# Work instructions
Make an exact copy of all the material below, apart from the pictures.
══════════
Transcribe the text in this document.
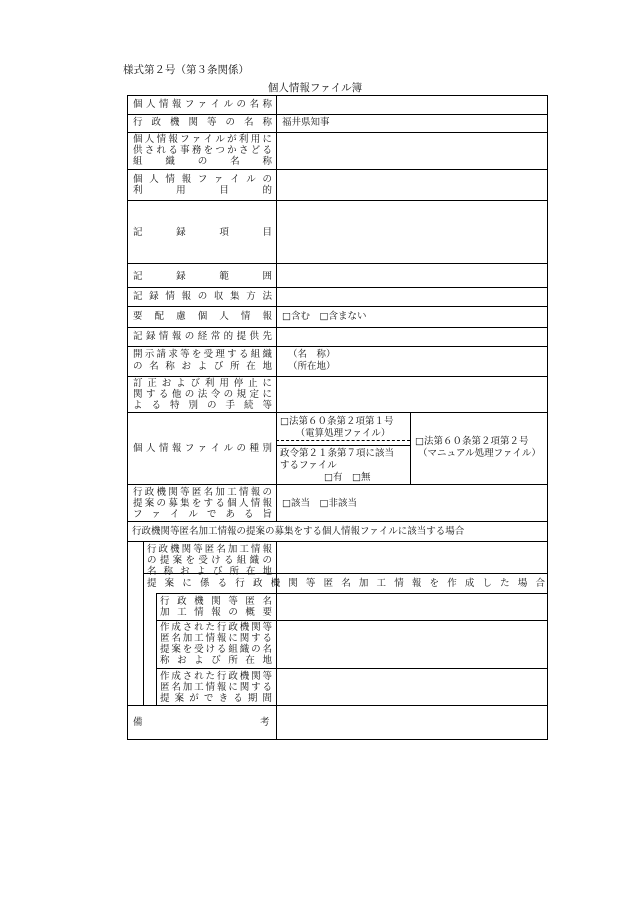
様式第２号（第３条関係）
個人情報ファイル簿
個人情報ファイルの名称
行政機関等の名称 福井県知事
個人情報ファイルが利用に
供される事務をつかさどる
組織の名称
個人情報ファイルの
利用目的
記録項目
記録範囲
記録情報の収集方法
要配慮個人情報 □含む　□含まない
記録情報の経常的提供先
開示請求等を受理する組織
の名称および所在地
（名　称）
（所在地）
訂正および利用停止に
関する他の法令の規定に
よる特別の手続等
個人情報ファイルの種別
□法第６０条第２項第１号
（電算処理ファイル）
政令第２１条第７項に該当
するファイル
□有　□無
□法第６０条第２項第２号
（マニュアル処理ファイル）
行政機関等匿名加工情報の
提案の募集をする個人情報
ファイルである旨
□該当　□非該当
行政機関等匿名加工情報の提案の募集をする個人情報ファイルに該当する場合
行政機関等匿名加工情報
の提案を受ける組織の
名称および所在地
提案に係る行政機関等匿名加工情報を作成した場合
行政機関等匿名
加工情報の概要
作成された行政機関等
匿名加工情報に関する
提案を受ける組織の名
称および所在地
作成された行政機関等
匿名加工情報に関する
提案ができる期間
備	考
══════════
# Task output
Transcribe the text in this document.
様式第２号（第３条関係）
個人情報ファイル簿
個人情報ファイルの名称
行政機関等の名称 福井県知事
個人情報ファイルが利用に
供される事務をつかさどる
組織の名称
個人情報ファイルの
利用目的
記録項目
記録範囲
記録情報の収集方法
要配慮個人情報 □含む　□含まない
記録情報の経常的提供先
開示請求等を受理する組織
の名称および所在地
（名　称）
（所在地）
訂正および利用停止に
関する他の法令の規定に
よる特別の手続等
個人情報ファイルの種別
□法第６０条第２項第１号
（電算処理ファイル）
政令第２１条第７項に該当
するファイル
□有　□無
□法第６０条第２項第２号
（マニュアル処理ファイル）
行政機関等匿名加工情報の
提案の募集をする個人情報
ファイルである旨
□該当　□非該当
行政機関等匿名加工情報の提案の募集をする個人情報ファイルに該当する場合
行政機関等匿名加工情報
の提案を受ける組織の
名称および所在地
提案に係る行政機関等匿名加工情報を作成した場合
行政機関等匿名
加工情報の概要
作成された行政機関等
匿名加工情報に関する
提案を受ける組織の名
称および所在地
作成された行政機関等
匿名加工情報に関する
提案ができる期間
備	考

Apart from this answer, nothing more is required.